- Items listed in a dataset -
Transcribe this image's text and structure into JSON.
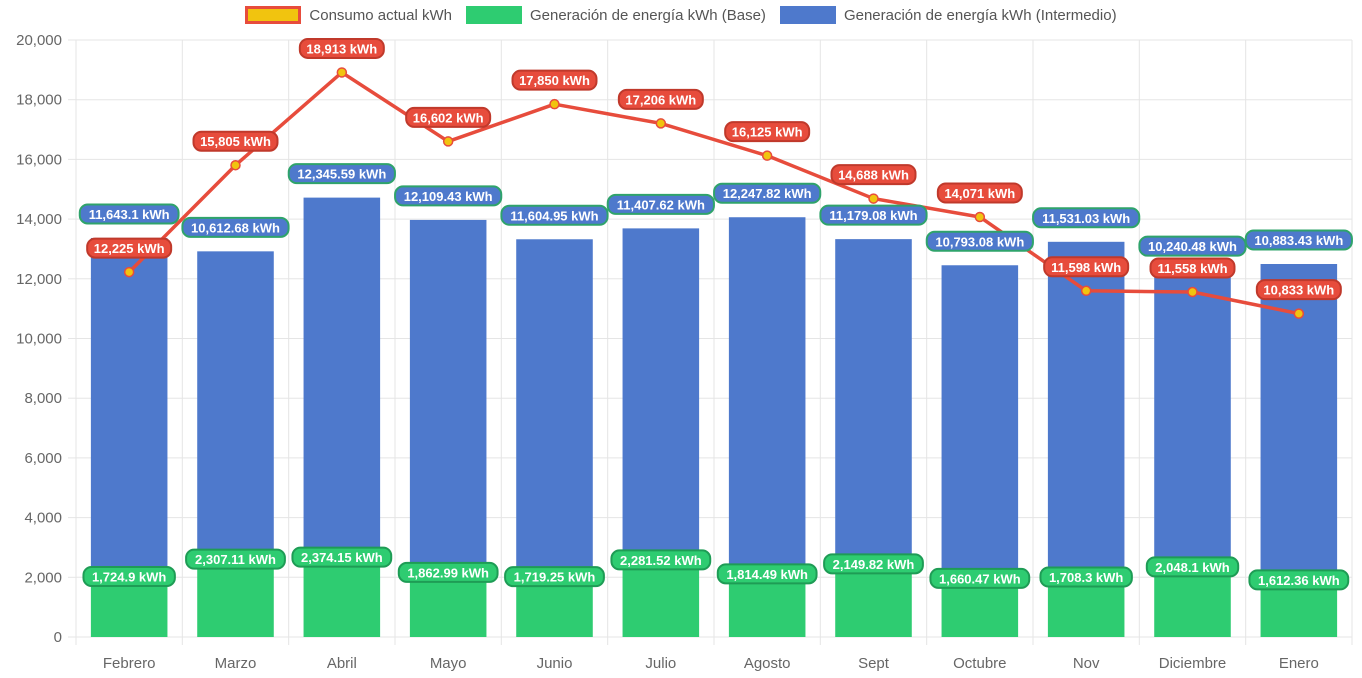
{
  "chart_data": {
    "type": "bar",
    "categories": [
      "Febrero",
      "Marzo",
      "Abril",
      "Mayo",
      "Junio",
      "Julio",
      "Agosto",
      "Sept",
      "Octubre",
      "Nov",
      "Diciembre",
      "Enero"
    ],
    "stacked": true,
    "ylim": [
      0,
      20000
    ],
    "yticks": [
      0,
      2000,
      4000,
      6000,
      8000,
      10000,
      12000,
      14000,
      16000,
      18000,
      20000
    ],
    "ytick_labels": [
      "0",
      "2,000",
      "4,000",
      "6,000",
      "8,000",
      "10,000",
      "12,000",
      "14,000",
      "16,000",
      "18,000",
      "20,000"
    ],
    "grid": true,
    "legend_position": "top",
    "series": [
      {
        "name": "Consumo actual kWh",
        "type": "line",
        "color": "#e74c3c",
        "point_color": "#f1c40f",
        "values": [
          12225,
          15805,
          18913,
          16602,
          17850,
          17206,
          16125,
          14688,
          14071,
          11598,
          11558,
          10833
        ],
        "labels": [
          "12,225 kWh",
          "15,805 kWh",
          "18,913 kWh",
          "16,602 kWh",
          "17,850 kWh",
          "17,206 kWh",
          "16,125 kWh",
          "14,688 kWh",
          "14,071 kWh",
          "11,598 kWh",
          "11,558 kWh",
          "10,833 kWh"
        ]
      },
      {
        "name": "Generación de energía kWh (Base)",
        "type": "bar",
        "color": "#2ecc71",
        "values": [
          1724.9,
          2307.11,
          2374.15,
          1862.99,
          1719.25,
          2281.52,
          1814.49,
          2149.82,
          1660.47,
          1708.3,
          2048.1,
          1612.36
        ],
        "labels": [
          "1,724.9 kWh",
          "2,307.11 kWh",
          "2,374.15 kWh",
          "1,862.99 kWh",
          "1,719.25 kWh",
          "2,281.52 kWh",
          "1,814.49 kWh",
          "2,149.82 kWh",
          "1,660.47 kWh",
          "1,708.3 kWh",
          "2,048.1 kWh",
          "1,612.36 kWh"
        ]
      },
      {
        "name": "Generación de energía kWh (Intermedio)",
        "type": "bar",
        "color": "#4e79cc",
        "values": [
          11643.1,
          10612.68,
          12345.59,
          12109.43,
          11604.95,
          11407.62,
          12247.82,
          11179.08,
          10793.08,
          11531.03,
          10240.48,
          10883.43
        ],
        "labels": [
          "11,643.1 kWh",
          "10,612.68 kWh",
          "12,345.59 kWh",
          "12,109.43 kWh",
          "11,604.95 kWh",
          "11,407.62 kWh",
          "12,247.82 kWh",
          "11,179.08 kWh",
          "10,793.08 kWh",
          "11,531.03 kWh",
          "10,240.48 kWh",
          "10,883.43 kWh"
        ]
      }
    ]
  }
}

- Exercise requirements -
Select every line in the material above where the string "name" occurs, and copy it.

- Correct result -
        "name": "Consumo actual kWh",
        "name": "Generación de energía kWh (Base)",
        "name": "Generación de energía kWh (Intermedio)",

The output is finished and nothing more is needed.